Written exercise. Only the number is wanted: count the lines that contain "text".
**** The input
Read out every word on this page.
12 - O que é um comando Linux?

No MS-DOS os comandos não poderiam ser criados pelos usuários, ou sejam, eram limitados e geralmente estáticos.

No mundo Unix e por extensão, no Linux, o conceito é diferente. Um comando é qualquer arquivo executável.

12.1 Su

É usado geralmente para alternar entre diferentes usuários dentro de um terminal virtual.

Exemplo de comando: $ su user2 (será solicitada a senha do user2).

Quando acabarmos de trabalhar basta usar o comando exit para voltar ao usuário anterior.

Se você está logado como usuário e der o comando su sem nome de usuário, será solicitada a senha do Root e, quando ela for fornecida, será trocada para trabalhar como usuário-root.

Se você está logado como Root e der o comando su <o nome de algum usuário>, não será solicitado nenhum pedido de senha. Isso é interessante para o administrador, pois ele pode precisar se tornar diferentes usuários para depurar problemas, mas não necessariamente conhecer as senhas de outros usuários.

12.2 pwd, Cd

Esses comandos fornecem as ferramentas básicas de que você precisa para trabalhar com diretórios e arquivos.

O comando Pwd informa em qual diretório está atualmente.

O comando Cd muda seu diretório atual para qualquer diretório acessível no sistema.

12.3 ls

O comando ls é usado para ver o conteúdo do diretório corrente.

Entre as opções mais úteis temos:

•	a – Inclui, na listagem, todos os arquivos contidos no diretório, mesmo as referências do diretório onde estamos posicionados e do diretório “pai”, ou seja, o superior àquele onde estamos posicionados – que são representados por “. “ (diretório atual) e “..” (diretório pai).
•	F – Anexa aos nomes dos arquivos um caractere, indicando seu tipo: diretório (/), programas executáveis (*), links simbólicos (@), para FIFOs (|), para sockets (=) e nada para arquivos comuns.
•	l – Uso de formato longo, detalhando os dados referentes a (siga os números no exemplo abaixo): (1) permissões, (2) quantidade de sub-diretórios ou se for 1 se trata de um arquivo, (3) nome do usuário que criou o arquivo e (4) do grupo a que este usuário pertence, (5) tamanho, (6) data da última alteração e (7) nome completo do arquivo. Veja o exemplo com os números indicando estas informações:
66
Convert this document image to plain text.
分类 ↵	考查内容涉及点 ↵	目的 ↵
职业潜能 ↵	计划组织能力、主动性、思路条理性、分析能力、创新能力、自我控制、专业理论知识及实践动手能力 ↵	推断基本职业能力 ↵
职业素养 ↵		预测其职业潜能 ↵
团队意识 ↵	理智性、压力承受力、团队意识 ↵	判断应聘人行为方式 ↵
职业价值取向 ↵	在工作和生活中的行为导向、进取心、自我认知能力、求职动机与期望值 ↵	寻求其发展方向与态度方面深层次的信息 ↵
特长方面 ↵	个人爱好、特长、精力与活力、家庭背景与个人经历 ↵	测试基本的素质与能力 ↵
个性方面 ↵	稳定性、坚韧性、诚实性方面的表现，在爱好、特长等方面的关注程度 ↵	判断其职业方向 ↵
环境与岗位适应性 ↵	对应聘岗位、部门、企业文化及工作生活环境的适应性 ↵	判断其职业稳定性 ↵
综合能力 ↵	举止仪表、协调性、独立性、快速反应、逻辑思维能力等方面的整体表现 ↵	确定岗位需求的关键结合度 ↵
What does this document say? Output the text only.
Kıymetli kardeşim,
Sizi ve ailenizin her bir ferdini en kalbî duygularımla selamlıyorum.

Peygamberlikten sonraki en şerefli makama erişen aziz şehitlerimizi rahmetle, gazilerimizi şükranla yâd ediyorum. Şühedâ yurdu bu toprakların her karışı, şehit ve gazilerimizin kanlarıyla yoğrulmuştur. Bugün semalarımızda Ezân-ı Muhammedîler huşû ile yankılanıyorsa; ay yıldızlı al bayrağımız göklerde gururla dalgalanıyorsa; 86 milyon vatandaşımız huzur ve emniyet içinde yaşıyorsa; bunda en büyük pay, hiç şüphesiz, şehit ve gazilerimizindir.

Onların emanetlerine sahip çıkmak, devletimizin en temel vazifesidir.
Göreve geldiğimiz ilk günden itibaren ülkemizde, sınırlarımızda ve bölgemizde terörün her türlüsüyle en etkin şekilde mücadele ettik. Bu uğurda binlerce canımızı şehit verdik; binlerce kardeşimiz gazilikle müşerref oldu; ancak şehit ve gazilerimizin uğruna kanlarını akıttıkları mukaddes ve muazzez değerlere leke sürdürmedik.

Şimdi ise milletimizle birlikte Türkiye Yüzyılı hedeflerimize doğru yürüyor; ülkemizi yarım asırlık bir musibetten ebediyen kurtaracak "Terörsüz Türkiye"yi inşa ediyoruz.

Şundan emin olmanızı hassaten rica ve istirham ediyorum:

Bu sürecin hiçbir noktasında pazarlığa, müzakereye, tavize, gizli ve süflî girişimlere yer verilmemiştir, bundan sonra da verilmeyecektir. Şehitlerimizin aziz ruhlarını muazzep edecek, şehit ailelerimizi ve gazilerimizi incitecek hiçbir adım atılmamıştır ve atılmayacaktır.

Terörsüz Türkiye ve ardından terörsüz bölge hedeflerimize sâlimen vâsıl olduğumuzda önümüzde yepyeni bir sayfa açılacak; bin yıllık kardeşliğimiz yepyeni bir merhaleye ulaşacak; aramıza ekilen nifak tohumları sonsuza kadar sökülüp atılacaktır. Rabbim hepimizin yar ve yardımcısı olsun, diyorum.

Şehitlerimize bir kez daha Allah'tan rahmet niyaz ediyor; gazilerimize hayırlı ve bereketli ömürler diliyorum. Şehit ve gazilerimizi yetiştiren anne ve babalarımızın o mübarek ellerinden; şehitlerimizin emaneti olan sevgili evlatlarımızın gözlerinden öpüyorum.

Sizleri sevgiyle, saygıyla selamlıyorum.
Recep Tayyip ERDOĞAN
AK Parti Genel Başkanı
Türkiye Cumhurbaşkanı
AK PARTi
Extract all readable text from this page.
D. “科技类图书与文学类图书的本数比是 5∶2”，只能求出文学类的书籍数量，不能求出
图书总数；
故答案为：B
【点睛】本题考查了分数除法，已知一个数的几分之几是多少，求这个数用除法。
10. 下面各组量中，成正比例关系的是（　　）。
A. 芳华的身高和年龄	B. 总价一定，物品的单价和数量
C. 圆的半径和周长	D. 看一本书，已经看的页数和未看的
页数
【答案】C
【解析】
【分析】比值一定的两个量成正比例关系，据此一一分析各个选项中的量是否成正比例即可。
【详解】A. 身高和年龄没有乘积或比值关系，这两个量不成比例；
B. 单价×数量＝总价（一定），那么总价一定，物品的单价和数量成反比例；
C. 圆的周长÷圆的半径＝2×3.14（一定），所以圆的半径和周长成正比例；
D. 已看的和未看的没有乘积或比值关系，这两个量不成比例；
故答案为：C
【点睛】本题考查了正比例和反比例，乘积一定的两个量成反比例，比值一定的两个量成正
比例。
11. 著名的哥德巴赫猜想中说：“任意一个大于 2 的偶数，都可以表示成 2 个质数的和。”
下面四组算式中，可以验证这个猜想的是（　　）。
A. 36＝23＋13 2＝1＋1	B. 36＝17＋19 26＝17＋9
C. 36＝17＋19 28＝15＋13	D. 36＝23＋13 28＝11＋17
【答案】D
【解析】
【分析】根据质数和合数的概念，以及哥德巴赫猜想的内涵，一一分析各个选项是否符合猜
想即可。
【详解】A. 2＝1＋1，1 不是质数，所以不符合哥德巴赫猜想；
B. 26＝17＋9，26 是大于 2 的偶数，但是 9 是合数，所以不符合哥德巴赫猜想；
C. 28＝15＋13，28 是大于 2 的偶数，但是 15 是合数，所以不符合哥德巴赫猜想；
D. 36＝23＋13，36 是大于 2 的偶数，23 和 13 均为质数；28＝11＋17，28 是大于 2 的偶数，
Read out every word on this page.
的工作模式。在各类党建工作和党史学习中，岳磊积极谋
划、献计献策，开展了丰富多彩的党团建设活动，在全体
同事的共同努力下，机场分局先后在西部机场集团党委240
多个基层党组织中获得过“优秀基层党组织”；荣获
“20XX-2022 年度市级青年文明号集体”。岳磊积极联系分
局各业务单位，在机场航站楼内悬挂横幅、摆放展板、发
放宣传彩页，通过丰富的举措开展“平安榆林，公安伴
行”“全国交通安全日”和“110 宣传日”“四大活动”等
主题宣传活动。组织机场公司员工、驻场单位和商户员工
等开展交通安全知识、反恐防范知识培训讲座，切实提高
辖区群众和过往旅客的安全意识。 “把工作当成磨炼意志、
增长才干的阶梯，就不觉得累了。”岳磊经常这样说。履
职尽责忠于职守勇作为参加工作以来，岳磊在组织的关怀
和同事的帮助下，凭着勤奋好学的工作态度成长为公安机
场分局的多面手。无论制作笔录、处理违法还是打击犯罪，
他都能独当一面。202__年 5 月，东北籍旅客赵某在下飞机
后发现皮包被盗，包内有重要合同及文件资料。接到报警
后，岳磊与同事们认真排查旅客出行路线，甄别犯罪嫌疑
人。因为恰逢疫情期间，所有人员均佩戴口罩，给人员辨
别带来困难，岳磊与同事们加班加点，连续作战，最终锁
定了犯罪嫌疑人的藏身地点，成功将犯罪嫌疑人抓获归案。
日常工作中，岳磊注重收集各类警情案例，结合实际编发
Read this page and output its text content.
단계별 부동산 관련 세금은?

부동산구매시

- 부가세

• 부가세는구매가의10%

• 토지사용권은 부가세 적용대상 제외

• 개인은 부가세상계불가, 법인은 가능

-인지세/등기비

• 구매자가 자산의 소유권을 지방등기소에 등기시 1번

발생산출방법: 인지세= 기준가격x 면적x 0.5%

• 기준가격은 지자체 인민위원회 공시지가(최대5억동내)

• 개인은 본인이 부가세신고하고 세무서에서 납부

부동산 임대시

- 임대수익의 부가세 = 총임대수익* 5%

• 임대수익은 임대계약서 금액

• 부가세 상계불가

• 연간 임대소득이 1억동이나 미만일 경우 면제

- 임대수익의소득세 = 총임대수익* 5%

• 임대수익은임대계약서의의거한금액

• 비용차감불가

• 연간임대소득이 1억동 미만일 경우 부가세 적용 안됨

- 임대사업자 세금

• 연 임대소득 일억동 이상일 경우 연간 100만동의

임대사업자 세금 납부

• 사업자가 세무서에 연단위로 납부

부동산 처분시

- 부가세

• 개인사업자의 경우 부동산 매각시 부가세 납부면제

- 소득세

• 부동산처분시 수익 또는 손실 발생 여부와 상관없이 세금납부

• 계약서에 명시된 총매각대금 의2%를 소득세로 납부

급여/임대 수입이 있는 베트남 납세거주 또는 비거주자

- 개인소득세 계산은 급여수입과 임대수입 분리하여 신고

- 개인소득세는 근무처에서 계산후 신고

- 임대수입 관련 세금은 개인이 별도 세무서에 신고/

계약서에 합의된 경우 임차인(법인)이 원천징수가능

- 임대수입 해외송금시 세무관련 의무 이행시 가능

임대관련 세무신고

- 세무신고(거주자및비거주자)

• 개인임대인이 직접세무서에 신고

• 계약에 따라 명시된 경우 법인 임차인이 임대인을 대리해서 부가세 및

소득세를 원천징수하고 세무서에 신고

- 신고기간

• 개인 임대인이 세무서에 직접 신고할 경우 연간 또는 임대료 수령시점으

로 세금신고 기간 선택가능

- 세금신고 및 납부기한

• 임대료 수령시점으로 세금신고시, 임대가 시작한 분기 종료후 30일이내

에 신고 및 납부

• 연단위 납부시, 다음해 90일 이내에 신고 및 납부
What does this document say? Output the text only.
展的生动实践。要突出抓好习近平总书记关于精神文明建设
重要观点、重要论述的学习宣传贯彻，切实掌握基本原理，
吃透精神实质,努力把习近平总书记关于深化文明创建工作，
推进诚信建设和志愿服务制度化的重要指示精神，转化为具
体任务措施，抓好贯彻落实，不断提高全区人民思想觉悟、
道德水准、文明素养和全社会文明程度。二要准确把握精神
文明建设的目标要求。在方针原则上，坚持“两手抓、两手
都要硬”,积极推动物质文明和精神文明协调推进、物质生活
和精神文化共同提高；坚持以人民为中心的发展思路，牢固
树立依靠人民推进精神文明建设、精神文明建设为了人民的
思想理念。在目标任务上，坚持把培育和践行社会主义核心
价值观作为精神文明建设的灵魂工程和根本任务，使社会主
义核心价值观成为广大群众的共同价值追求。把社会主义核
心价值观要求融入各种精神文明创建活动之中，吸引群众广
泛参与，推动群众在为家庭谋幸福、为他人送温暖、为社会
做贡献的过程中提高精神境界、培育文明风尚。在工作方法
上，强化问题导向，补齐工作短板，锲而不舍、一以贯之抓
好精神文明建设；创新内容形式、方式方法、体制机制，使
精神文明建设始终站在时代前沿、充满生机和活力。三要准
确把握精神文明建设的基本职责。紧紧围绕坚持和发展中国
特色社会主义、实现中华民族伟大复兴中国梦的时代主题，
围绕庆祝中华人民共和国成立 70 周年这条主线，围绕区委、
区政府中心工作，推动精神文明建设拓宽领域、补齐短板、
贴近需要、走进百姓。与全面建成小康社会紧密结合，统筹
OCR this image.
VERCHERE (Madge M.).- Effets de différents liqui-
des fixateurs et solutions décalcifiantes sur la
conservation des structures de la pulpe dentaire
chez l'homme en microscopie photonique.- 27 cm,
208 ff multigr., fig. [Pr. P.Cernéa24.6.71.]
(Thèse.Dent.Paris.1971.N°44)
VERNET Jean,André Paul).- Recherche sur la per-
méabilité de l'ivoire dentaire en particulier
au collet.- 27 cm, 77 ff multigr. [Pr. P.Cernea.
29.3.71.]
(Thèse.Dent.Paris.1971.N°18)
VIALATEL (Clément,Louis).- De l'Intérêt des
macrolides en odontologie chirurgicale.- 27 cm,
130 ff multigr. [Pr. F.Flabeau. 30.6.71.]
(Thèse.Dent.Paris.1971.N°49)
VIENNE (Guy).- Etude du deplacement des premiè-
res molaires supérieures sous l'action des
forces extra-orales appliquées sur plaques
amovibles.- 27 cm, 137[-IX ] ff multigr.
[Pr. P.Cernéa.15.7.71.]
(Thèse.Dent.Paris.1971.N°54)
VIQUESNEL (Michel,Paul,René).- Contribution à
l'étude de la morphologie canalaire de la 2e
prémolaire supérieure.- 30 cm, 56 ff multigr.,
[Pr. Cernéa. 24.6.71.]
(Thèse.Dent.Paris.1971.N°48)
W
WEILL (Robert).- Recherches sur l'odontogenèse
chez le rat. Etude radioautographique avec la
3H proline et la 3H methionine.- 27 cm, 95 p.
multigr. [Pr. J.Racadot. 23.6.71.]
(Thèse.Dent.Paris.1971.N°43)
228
********
Complete answer. 5